Deep learning model training is memory consuming as it needs to hold the model states including model parameters, gradients from backward computation, and optimizer states for parameter updating. Because of the limited on-device memory resource, activation checkpointing and gradient accumulation are typically enabled. Activation checkpointing discards the activation outputs from the forward phase and requires activation recomputation in the backward phase. Gradient accumulation divides one large data batch into multiple small micro-batches to reduce the memory footprint of storing activation outputs. However, for models with billions of parameters, these two techniques alone are not sufficient. Many solutions targeting at gigantic model training are thus proposed.

In this paper, we use the term “gigantic model” to refer to those Deep Neural Network models that consist of billions of densely connected parameters, which means both the size of the model and the per-sample computation of the model, i.e., floating-point operations (FLOPs), are “gigantic”. Nowadays, the commonly adopted models that fall into this category are transformer-based models (Narayanan et al., 2021; Rajbhandari et al., 2019; Radford et al., 2019; Brown et al., 2020; Zhang et al., 2022; Smith et al., 2022) and latest wide computer vision models (Zagoruyko and Komodakis, 2017).

Traditionally, developers use model-parallel (MP) distributed training for gigantic model training. The basic idea is to distribute the model parameters and computations across multiple devices for each training sample. Thus, the memory for storing model states is also distributed across devices. This way of distributing computations comes with issues. Tensor model parallelism as one MP method requires lots of communications during computation (Shoeybi et al., 2020). On the other hand, pipeline MP strategy is advocated with smaller communication overheads, but it suffers from pipeline bubbles and causes under-utilization. Besides, MP solutions are not directly compatible with common frameworks like PyTorch or Tensorflow, and they require non-trivial engineering effort from the user side. Lastly, some of the MP designs (Narayanan et al., 2021; Naumov et al., 2019) are model-specific solutions, making them hard to generalize.

Compared to the MP solutions, ZeRO (Rajbhandari et al., 2019) powered data-parallel (DP) solutions are general to various models and do not require model refactoring. ZeRO partitions the model states onto all devices on the cluster to reduce the memory consumption on each device. ZeRO has three different stages, corresponding to three different levels of memory reduction: ZeRO-1 partitions optimizer states only; ZeRO-2 partitions gradients and optimizer states; ZeRO-3 partitions all three states, i.e., parameters, gradients and optimizer states, evenly across all devices on the training cluster. The full-fledged ZeRO allows us to train the extremely large models when we have a large enough cluster. However, we have to pay communication costs for gathering model parameters during both forward and backward. Figure 1 illustrates the forward and backward passes in ZeRO-3 powered DP, in which the parameters of each layer are partitioned across all the ranks. Here we use the same convention in the high-performance computing (HPC) community where we use a rank number to identify a computing device. Before computing the activations or gradient for a layer, all parameters of this layer are gathered back by all-gather communication. After computing the gradients on each rank with its own part of the data, the gradients are synchronized and partitioned across all ranks using reduce-scatter communication, which aggregates gradients among all ranks and partitions the gradients at the same time. The gradient partition is necessary for gigantic models with billions of parameters due to the limited memory on each rank.

__Given problem A__: From the records, reproduce the lines verbatim. Begin at the line that has "legend-change: 0.14% [123,63,155,75]" and stop after the line that has "x-tick-label: 7 [145,673,151,684]".

__Raw data__:
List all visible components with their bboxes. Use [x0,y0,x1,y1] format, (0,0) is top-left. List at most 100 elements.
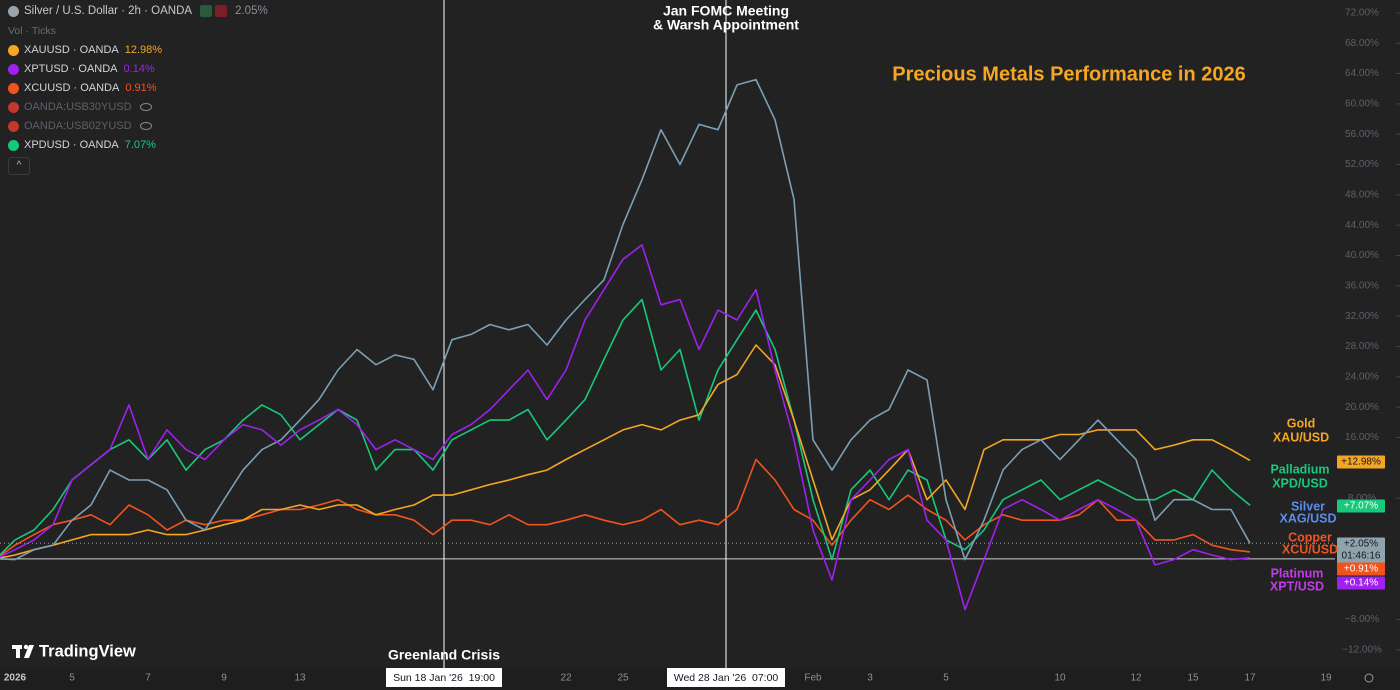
legend-change: 0.14% [123,63,155,75]
legend-row: OANDA:USB02YUSD [8,118,152,134]
x-tick-label: 9 [221,673,227,684]
date-box [386,668,502,687]
series-line [0,244,1251,611]
logo-mark [16,645,20,658]
series-label: Palladium [1270,462,1329,476]
x-tick-label: 22 [560,673,572,684]
x-tick-label: 5 [69,673,75,684]
x-tick-label: 7 [145,673,151,684]
y-tick-label: 64.00% [1345,68,1379,79]
logo: TradingView [12,642,136,660]
y-tick-label: 48.00% [1345,190,1379,201]
series-line-group [0,78,1251,561]
x-tick-label: 19 [1320,673,1332,684]
y-tick-label: 44.00% [1345,220,1379,231]
legend-label[interactable]: OANDA:USB02YUSD [24,120,132,132]
series-line [0,458,1251,557]
chart-title: Precious Metals Performance in 2026 [892,63,1246,85]
x-tick-label: 12 [1130,673,1142,684]
x-tick-label: 5 [943,673,949,684]
price-tag-label: +0.14% [1344,578,1378,589]
date-label: Sun 18 Jan '26 19:00 [393,672,495,684]
series-label: XAU/USD [1273,430,1329,444]
legend-label[interactable]: XCUUSD · OANDA [24,82,120,94]
legend-icon [8,63,19,75]
symbol-change: 2.05% [235,5,268,17]
y-tick-label: −8.00% [1345,614,1379,625]
annotation-text: Jan FOMC Meeting [663,3,789,19]
series-line [0,344,1251,559]
series-label: Copper [1288,530,1332,544]
price-tag [1337,455,1385,469]
legend-change: 12.98% [124,44,163,56]
legend-label[interactable]: XAUUSD · OANDA [24,44,119,56]
price-tag [1337,576,1385,590]
legend-icon [8,44,19,56]
date-label: Wed 28 Jan '26 07:00 [674,672,779,684]
legend-label[interactable]: XPTUSD · OANDA [24,63,118,75]
legend-change: 0.91% [125,82,157,94]
y-tick-label: 52.00% [1345,159,1379,170]
x-tick-label: 25 [617,673,629,684]
collapse-button[interactable]: ^ [8,157,30,175]
legend-icon [8,139,19,151]
legend-row: OANDA:USB30YUSD [8,99,152,115]
status-box [200,5,213,17]
logo-text: TradingView [39,642,136,660]
series-line-group [0,244,1251,611]
y-tick-label: 20.00% [1345,402,1379,413]
series-label: Gold [1287,416,1315,430]
y-tick-label: 16.00% [1345,432,1379,443]
price-tag [1337,537,1385,564]
y-tick-label: 60.00% [1345,99,1379,110]
series-label: Platinum [1271,566,1324,580]
countdown: 01:46:16 [1342,551,1381,562]
legend-label[interactable]: XPDUSD · OANDA [24,139,119,151]
price-tag [1337,562,1385,576]
price-tag-label: +12.98% [1341,457,1381,468]
legend-icon [8,101,19,113]
y-tick-label: 72.00% [1345,8,1379,19]
price-tag-label: +0.91% [1344,564,1378,575]
x-tick-label: Feb [804,673,822,684]
legend-label[interactable]: OANDA:USB30YUSD [24,101,132,113]
price-tag-label: +7.07% [1344,501,1378,512]
annotation-text: & Warsh Appointment [653,17,799,33]
legend-icon [8,120,19,132]
legend-change: 7.07% [124,139,156,151]
settings-icon[interactable] [1364,673,1374,683]
symbol-title: Silver / U.S. Dollar · 2h · OANDA [24,5,193,17]
price-tag-label: +2.05% [1344,539,1378,550]
x-tick-label: 2026 [4,673,27,684]
y-tick-label: 24.00% [1345,371,1379,382]
y-tick-label: 56.00% [1345,129,1379,140]
legend-row: XAUUSD · OANDA 12.98% [8,42,162,58]
header: Silver / U.S. Dollar · 2h · OANDA 2.05% [8,5,268,17]
series-line-group [0,458,1251,557]
y-tick-label: 8.00% [1348,493,1376,504]
date-box [667,668,785,687]
legend-row: XPDUSD · OANDA 7.07% [8,137,156,153]
series-label: XCU/USD [1282,542,1338,556]
series-label: XPD/USD [1272,476,1328,490]
x-tick-label: 17 [1244,673,1256,684]
annotation-text: Greenland Crisis [388,647,500,663]
y-tick-label: 28.00% [1345,341,1379,352]
x-tick-label: 3 [867,673,873,684]
x-tick-label: 15 [1187,673,1199,684]
y-tick-label: 68.00% [1345,38,1379,49]
y-tick-label: 36.00% [1345,280,1379,291]
series-label: XAG/USD [1280,511,1337,525]
logo-mark [24,645,34,658]
symbol-icon [8,5,19,17]
hidden-icon[interactable] [139,103,152,111]
hidden-icon[interactable] [139,122,152,130]
status-box [215,5,228,17]
y-tick-label: 32.00% [1345,311,1379,322]
series-line-group [0,298,1251,561]
y-tick-label: −12.00% [1342,644,1382,655]
series-line-group [0,344,1251,559]
legend-row: XCUUSD · OANDA 0.91% [8,80,157,96]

__Given problem B__: Rewrite the portion of the passage on gigantic model training that begins at the words "Deep learning model" and stops after "are thus proposed.", replacing "micro-batches" with "mini-batches".

__Expected output A__:
legend-change: 0.14% [123,63,155,75]
legend-row: OANDA:USB02YUSD [8,118,152,134]
x-tick-label: 9 [221,673,227,684]
date-box [386,668,502,687]
series-line [0,244,1251,611]
logo-mark [16,645,20,658]
series-label: Palladium [1270,462,1329,476]
x-tick-label: 22 [560,673,572,684]
x-tick-label: 5 [69,673,75,684]
x-tick-label: 7 [145,673,151,684]

__Expected output B__:
Deep learning model training is memory consuming as it needs to hold the model states including model parameters, gradients from backward computation, and optimizer states for parameter updating. Because of the limited on-device memory resource, activation checkpointing and gradient accumulation are typically enabled. Activation checkpointing discards the activation outputs from the forward phase and requires activation recomputation in the backward phase. Gradient accumulation divides one large data batch into multiple small mini-batches to reduce the memory footprint of storing activation outputs. However, for models with billions of parameters, these two techniques alone are not sufficient. Many solutions targeting at gigantic model training are thus proposed.